■ Exercise description
List all lines of the data containing the word "What".

☆ ☆ ☆

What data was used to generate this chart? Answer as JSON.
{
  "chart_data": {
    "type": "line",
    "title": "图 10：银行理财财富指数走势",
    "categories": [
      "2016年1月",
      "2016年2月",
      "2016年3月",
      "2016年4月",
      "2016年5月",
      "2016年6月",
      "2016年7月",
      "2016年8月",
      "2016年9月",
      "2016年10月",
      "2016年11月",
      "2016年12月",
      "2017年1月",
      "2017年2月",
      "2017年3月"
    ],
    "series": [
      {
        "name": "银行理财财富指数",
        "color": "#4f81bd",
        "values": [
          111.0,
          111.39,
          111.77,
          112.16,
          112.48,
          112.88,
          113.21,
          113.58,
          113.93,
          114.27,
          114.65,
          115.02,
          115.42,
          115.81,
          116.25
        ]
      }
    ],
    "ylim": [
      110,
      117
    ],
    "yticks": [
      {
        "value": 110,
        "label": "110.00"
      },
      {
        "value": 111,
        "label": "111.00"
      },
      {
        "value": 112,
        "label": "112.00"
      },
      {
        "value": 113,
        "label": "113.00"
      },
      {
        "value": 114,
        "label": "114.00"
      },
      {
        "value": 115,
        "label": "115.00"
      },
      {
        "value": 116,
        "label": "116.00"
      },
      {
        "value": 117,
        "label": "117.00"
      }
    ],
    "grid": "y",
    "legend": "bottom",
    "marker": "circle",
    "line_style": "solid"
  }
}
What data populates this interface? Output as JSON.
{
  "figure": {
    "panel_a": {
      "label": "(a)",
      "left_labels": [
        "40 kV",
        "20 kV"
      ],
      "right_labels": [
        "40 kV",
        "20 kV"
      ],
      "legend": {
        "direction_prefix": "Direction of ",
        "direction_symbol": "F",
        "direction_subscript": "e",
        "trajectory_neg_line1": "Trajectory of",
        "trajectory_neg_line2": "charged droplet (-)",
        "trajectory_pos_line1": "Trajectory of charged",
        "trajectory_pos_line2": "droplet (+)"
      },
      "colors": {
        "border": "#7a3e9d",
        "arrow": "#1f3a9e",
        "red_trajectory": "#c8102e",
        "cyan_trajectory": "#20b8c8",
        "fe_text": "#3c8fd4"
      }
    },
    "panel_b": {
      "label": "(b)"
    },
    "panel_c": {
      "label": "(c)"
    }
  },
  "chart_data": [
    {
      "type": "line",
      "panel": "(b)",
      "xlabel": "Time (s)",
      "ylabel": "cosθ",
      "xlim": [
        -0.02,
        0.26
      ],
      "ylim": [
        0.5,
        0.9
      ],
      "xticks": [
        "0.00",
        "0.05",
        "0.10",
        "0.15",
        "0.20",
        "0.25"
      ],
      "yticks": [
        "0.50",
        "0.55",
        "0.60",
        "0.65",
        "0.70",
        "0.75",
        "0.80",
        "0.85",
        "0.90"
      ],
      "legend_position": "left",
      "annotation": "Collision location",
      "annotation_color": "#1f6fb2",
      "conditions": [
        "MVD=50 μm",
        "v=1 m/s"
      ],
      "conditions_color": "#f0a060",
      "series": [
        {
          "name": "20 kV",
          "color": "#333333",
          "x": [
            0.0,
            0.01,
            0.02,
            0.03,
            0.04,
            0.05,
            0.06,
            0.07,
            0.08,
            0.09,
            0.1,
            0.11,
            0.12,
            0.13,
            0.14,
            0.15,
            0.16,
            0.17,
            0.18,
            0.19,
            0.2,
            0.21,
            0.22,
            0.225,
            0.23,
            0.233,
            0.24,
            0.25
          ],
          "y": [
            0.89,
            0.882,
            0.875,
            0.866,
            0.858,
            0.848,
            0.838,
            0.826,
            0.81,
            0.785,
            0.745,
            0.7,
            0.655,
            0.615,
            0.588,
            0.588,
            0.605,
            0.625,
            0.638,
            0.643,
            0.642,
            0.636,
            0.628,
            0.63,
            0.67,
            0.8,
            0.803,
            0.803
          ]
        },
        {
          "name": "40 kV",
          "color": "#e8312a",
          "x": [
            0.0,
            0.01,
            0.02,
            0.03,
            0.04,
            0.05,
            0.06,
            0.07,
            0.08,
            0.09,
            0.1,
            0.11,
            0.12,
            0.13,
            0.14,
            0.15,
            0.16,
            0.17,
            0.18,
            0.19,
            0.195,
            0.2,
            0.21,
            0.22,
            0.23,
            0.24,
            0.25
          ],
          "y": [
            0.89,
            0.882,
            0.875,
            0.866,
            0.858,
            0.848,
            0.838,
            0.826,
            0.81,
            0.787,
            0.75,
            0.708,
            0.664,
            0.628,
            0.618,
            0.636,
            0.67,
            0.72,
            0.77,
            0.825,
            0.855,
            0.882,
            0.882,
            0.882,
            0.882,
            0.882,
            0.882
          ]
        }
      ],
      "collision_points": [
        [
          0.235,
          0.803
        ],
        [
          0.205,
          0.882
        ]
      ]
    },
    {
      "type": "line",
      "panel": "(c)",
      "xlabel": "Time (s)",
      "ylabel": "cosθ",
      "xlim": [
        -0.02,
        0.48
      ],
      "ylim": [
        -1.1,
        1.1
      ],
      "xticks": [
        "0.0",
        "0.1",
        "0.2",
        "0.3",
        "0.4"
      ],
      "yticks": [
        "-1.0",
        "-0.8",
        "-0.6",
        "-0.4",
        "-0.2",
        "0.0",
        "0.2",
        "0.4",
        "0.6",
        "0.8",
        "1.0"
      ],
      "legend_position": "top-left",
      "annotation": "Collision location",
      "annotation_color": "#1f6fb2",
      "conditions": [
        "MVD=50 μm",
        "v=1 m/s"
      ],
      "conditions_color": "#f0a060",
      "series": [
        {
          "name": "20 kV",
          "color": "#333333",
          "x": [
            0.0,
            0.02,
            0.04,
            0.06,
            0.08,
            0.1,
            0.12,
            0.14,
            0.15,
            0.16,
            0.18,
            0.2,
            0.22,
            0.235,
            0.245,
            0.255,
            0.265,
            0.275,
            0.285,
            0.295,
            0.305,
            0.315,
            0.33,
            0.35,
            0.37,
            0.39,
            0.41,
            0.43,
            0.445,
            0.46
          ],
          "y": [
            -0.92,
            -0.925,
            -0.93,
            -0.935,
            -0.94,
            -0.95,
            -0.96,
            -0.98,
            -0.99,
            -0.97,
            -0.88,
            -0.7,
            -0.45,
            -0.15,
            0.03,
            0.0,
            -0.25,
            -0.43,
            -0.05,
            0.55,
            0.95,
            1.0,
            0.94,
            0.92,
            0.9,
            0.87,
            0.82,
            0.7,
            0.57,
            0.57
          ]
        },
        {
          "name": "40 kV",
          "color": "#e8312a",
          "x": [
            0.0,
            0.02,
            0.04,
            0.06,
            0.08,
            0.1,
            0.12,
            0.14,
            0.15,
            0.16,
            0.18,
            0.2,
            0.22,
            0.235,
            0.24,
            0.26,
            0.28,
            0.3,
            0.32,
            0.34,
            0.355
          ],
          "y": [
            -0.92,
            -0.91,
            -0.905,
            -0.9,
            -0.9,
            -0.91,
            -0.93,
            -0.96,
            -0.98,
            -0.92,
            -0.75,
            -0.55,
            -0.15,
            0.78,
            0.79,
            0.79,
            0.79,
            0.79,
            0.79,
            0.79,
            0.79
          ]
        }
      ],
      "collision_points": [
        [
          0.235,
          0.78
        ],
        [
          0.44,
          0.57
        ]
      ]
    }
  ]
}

☆ ☆ ☆

■ Completed exercise
What data was used to generate this chart? Answer as JSON.
What data populates this interface? Output as JSON.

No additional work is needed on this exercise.